Brief | If a line in the records below contains the word "white", copy it out.

Given records |
━━━━━━━━━━
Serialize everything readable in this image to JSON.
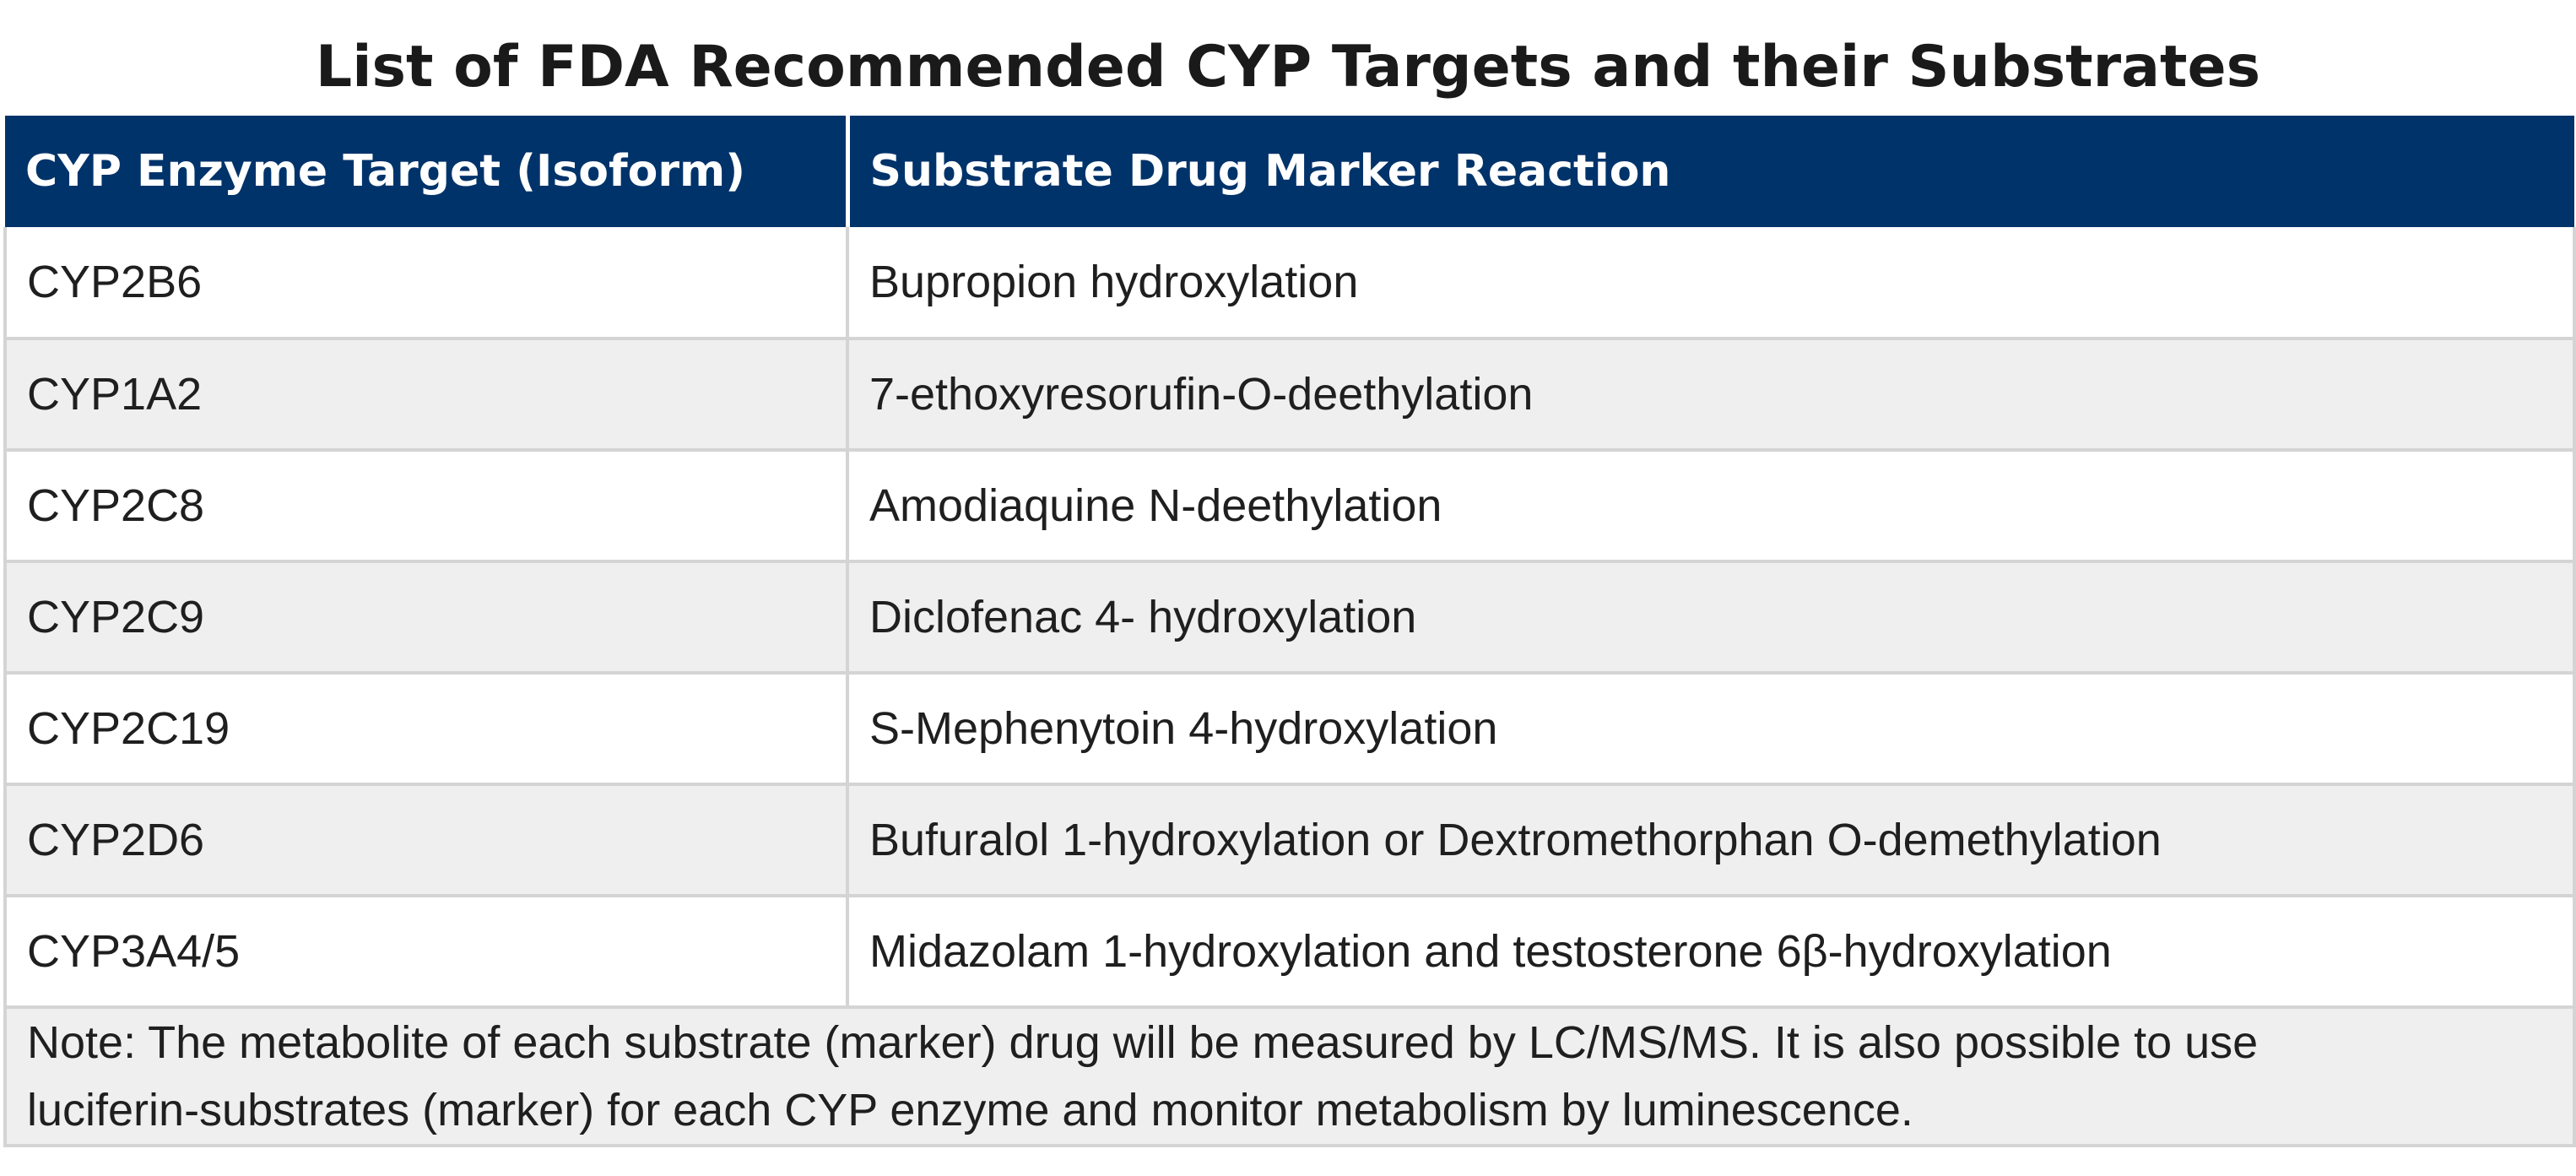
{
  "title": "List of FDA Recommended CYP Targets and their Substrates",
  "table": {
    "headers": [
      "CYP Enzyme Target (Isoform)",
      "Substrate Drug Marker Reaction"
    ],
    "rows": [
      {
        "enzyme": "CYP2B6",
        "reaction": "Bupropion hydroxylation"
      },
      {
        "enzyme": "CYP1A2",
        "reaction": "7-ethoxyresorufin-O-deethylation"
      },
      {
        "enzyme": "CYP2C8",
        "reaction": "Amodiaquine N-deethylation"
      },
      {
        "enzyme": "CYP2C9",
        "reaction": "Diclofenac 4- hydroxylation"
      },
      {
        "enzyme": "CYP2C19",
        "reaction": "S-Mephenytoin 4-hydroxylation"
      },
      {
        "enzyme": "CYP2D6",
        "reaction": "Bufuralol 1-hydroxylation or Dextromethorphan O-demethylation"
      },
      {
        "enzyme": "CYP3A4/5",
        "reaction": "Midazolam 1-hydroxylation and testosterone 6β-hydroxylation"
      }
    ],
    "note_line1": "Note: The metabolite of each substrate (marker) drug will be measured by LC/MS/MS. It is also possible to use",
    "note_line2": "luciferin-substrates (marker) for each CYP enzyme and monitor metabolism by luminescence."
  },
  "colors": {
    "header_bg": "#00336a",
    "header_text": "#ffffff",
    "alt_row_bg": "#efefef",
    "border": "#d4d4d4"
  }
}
━━━━━━━━━━
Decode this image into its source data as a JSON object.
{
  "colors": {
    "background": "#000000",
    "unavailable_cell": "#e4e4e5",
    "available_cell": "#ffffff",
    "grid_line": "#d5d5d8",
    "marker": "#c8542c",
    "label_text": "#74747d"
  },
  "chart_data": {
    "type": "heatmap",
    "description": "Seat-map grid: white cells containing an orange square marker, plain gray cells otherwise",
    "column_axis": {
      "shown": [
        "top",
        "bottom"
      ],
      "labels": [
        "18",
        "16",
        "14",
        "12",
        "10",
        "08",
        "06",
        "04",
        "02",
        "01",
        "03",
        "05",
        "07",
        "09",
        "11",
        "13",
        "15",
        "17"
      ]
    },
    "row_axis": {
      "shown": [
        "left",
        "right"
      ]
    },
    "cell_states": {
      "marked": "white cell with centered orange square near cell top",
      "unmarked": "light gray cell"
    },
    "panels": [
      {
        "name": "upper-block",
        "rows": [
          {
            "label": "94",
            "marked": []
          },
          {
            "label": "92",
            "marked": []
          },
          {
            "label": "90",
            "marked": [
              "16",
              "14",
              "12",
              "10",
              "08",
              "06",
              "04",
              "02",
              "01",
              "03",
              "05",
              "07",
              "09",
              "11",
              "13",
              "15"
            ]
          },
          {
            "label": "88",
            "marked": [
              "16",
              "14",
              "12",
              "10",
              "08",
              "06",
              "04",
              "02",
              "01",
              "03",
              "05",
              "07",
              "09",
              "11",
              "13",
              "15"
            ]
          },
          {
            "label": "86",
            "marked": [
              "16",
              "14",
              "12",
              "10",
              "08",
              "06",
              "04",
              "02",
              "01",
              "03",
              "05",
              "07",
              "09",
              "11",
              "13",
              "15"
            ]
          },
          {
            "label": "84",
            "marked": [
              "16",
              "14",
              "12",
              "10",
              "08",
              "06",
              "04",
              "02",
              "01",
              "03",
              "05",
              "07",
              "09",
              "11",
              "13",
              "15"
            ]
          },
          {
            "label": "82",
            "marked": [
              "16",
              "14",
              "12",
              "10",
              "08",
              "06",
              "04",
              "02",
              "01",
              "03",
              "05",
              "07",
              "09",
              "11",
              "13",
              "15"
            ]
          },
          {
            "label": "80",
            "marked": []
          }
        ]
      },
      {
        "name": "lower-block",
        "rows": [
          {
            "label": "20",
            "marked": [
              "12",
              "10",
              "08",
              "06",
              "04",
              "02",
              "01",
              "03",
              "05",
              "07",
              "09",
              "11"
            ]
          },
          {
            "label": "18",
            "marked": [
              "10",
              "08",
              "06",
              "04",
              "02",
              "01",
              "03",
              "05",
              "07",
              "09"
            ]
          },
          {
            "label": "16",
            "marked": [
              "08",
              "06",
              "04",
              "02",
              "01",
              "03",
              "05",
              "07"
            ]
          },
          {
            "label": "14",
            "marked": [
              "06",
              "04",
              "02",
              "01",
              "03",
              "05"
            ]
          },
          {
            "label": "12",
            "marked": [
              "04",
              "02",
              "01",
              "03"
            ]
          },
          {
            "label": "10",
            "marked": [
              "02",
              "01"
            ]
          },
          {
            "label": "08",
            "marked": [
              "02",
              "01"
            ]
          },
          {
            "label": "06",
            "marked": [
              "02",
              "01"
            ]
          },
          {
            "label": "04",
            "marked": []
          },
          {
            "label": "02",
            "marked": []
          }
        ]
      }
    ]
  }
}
━━━━━━━━━━
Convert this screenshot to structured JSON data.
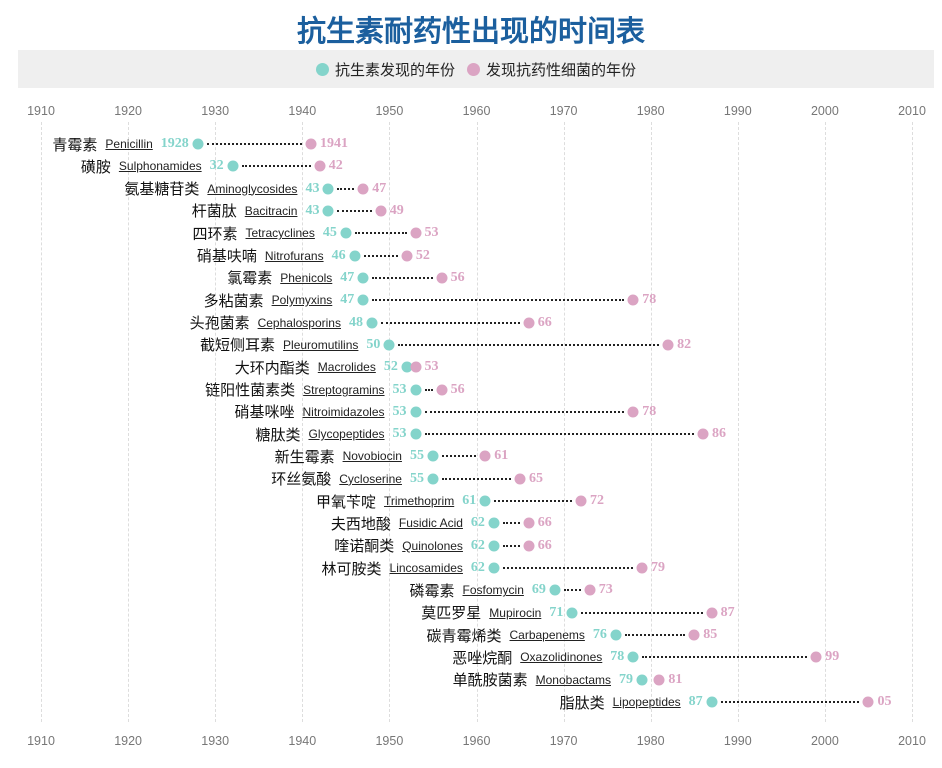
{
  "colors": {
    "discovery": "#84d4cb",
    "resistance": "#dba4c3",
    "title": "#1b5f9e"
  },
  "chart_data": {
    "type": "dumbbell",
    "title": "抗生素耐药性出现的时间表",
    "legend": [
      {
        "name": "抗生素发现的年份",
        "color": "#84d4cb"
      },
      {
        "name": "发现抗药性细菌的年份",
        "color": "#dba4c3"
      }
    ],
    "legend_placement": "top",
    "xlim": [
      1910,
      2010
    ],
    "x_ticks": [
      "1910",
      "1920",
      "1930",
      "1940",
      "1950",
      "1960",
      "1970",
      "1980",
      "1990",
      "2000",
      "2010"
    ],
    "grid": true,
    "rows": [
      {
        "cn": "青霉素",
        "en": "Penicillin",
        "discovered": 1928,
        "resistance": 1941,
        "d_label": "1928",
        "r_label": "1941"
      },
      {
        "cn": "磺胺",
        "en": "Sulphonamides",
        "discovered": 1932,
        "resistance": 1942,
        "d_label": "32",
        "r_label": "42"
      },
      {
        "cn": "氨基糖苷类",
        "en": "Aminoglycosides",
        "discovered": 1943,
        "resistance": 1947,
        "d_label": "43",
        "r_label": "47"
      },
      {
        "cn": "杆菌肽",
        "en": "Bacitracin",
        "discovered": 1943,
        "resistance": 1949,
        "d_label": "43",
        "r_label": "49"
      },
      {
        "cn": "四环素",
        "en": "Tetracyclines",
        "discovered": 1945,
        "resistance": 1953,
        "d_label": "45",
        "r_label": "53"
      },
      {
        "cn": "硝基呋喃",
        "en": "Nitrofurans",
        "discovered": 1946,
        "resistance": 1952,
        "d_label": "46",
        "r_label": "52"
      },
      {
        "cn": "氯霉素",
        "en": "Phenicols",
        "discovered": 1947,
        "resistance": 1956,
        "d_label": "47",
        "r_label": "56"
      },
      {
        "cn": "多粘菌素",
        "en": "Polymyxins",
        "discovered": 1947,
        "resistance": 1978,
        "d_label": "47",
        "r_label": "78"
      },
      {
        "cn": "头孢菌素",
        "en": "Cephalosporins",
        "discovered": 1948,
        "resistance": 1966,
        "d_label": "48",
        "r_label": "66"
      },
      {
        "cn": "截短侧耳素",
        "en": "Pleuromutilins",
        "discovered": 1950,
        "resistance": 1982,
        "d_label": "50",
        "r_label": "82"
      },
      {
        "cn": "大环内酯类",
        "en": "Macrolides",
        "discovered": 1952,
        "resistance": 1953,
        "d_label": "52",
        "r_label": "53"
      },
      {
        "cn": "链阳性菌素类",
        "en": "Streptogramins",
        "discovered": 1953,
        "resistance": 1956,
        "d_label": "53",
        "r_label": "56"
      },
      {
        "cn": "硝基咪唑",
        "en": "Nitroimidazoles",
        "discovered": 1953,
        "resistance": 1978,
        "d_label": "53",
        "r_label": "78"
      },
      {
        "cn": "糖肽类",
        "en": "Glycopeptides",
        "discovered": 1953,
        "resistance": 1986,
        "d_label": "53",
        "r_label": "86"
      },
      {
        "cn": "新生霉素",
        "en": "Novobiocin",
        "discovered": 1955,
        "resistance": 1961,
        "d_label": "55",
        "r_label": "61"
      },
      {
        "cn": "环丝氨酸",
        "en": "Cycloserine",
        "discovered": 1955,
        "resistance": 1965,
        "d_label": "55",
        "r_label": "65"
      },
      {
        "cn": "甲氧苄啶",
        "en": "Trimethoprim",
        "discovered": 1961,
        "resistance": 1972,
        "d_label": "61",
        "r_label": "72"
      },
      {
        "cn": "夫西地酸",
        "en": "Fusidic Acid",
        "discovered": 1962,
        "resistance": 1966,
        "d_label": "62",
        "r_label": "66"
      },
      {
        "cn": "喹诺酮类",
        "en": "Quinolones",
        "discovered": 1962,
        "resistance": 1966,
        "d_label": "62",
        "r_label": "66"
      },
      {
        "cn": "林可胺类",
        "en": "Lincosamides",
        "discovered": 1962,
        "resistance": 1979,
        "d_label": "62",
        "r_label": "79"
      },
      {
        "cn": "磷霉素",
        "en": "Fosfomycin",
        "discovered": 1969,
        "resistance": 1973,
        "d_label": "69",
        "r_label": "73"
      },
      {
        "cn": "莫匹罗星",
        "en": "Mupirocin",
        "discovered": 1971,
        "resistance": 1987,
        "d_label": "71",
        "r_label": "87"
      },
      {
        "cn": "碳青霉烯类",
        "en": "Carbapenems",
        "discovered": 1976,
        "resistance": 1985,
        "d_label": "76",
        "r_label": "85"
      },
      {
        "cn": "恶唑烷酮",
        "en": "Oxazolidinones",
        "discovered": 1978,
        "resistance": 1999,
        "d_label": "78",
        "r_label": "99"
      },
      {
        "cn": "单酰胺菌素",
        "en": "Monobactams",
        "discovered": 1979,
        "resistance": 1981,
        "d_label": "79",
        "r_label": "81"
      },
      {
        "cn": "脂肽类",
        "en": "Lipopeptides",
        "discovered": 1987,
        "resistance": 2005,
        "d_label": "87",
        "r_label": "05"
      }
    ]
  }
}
━━━━━━━━━━
Written response |
    "description": "Seat-map grid: white cells containing an orange square marker, plain gray cells otherwise",
      "marked": "white cell with centered orange square near cell top",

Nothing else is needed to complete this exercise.